**Task details**: Leave out the images; return the rest of the data exactly.

------ Task inputs ------

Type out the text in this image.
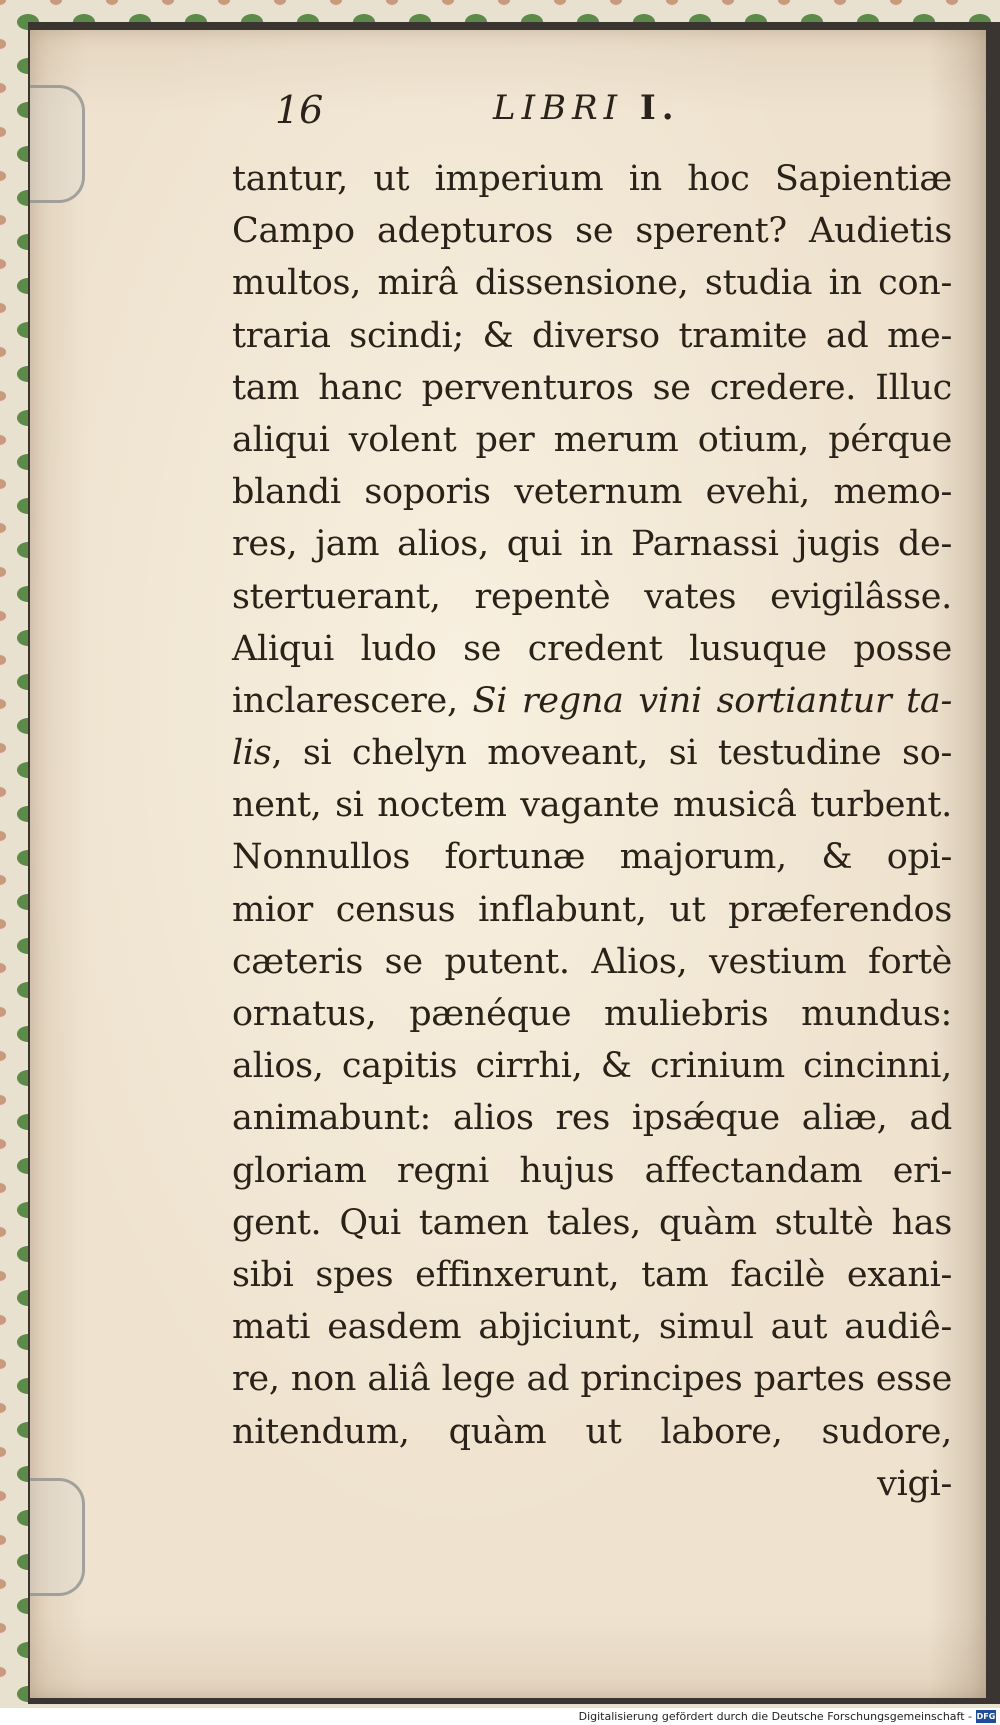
16	LIBRI I.
tantur, ut imperium in hoc Sapientiæ
Campo adepturos se sperent? Audietis
multos, mirâ dissensione, studia in con-
traria scindi; & diverso tramite ad me-
tam hanc perventuros se credere. Illuc
aliqui volent per merum otium, pérque
blandi soporis veternum evehi, memo-
res, jam alios, qui in Parnassi jugis de-
stertuerant, repentè vates evigilâsse.
Aliqui ludo se credent lusuque posse
inclarescere, Si regna vini sortiantur ta-
lis, si chelyn moveant, si testudine so-
nent, si noctem vagante musicâ turbent.
Nonnullos fortunæ majorum, & opi-
mior census inflabunt, ut præferendos
cæteris se putent. Alios, vestium fortè
ornatus, pænéque muliebris mundus:
alios, capitis cirrhi, & crinium cincinni,
animabunt: alios res ipsǽque aliæ, ad
gloriam regni hujus affectandam eri-
gent. Qui tamen tales, quàm stultè has
sibi spes effinxerunt, tam facilè exani-
mati easdem abjiciunt, simul aut audiê-
re, non aliâ lege ad principes partes esse
nitendum, quàm ut labore, sudore,
vigi-
Digitalisierung gefördert durch die Deutsche Forschungsgemeinschaft - DFG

------

**Output for this exercise**:
Type out the text in this image.
16	LIBRI I.
tantur, ut imperium in hoc Sapientiæ
Campo adepturos se sperent? Audietis
multos, mirâ dissensione, studia in con-
traria scindi; & diverso tramite ad me-
tam hanc perventuros se credere. Illuc
aliqui volent per merum otium, pérque
blandi soporis veternum evehi, memo-
res, jam alios, qui in Parnassi jugis de-
stertuerant, repentè vates evigilâsse.
Aliqui ludo se credent lusuque posse
inclarescere, Si regna vini sortiantur ta-
lis, si chelyn moveant, si testudine so-
nent, si noctem vagante musicâ turbent.
Nonnullos fortunæ majorum, & opi-
mior census inflabunt, ut præferendos
cæteris se putent. Alios, vestium fortè
ornatus, pænéque muliebris mundus:
alios, capitis cirrhi, & crinium cincinni,
animabunt: alios res ipsǽque aliæ, ad
gloriam regni hujus affectandam eri-
gent. Qui tamen tales, quàm stultè has
sibi spes effinxerunt, tam facilè exani-
mati easdem abjiciunt, simul aut audiê-
re, non aliâ lege ad principes partes esse
nitendum, quàm ut labore, sudore,
vigi-
Digitalisierung gefördert durch die Deutsche Forschungsgemeinschaft - DFG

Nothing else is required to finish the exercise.